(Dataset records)
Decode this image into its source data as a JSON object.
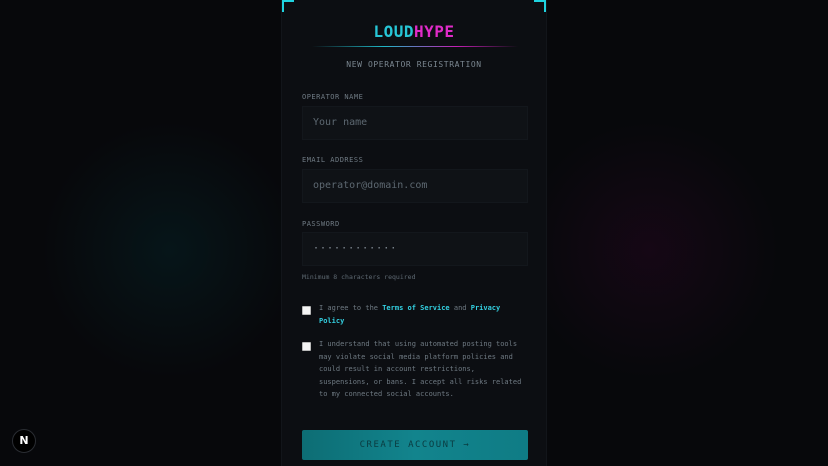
{
  "brand": {
    "part1": "LOUD",
    "part2": "HYPE"
  },
  "subtitle": "NEW OPERATOR REGISTRATION",
  "fields": {
    "name": {
      "label": "OPERATOR NAME",
      "placeholder": "Your name"
    },
    "email": {
      "label": "EMAIL ADDRESS",
      "placeholder": "operator@domain.com"
    },
    "password": {
      "label": "PASSWORD",
      "value": "············"
    }
  },
  "password_hint": "Minimum 8 characters required",
  "terms": {
    "prefix": "I agree to the ",
    "terms_link": "Terms of Service",
    "middle": " and ",
    "privacy_link": "Privacy Policy"
  },
  "risk_text": "I understand that using automated posting tools may violate social media platform policies and could result in account restrictions, suspensions, or bans. I accept all risks related to my connected social accounts.",
  "create_button": "CREATE ACCOUNT →",
  "next_badge": "N",
  "colors": {
    "accent_cyan": "#27c6d6",
    "accent_magenta": "#e02bc8",
    "background": "#07080b"
  }
}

_What you should do:_ Reproduce every line of the material precisely, omitting its pictures.

_Correct result:_
Decode this image into its source data as a JSON object.
{
  "brand": {
    "part1": "LOUD",
    "part2": "HYPE"
  },
  "subtitle": "NEW OPERATOR REGISTRATION",
  "fields": {
    "name": {
      "label": "OPERATOR NAME",
      "placeholder": "Your name"
    },
    "email": {
      "label": "EMAIL ADDRESS",
      "placeholder": "operator@domain.com"
    },
    "password": {
      "label": "PASSWORD",
      "value": "············"
    }
  },
  "password_hint": "Minimum 8 characters required",
  "terms": {
    "prefix": "I agree to the ",
    "terms_link": "Terms of Service",
    "middle": " and ",
    "privacy_link": "Privacy Policy"
  },
  "risk_text": "I understand that using automated posting tools may violate social media platform policies and could result in account restrictions, suspensions, or bans. I accept all risks related to my connected social accounts.",
  "create_button": "CREATE ACCOUNT →",
  "next_badge": "N",
  "colors": {
    "accent_cyan": "#27c6d6",
    "accent_magenta": "#e02bc8",
    "background": "#07080b"
  }
}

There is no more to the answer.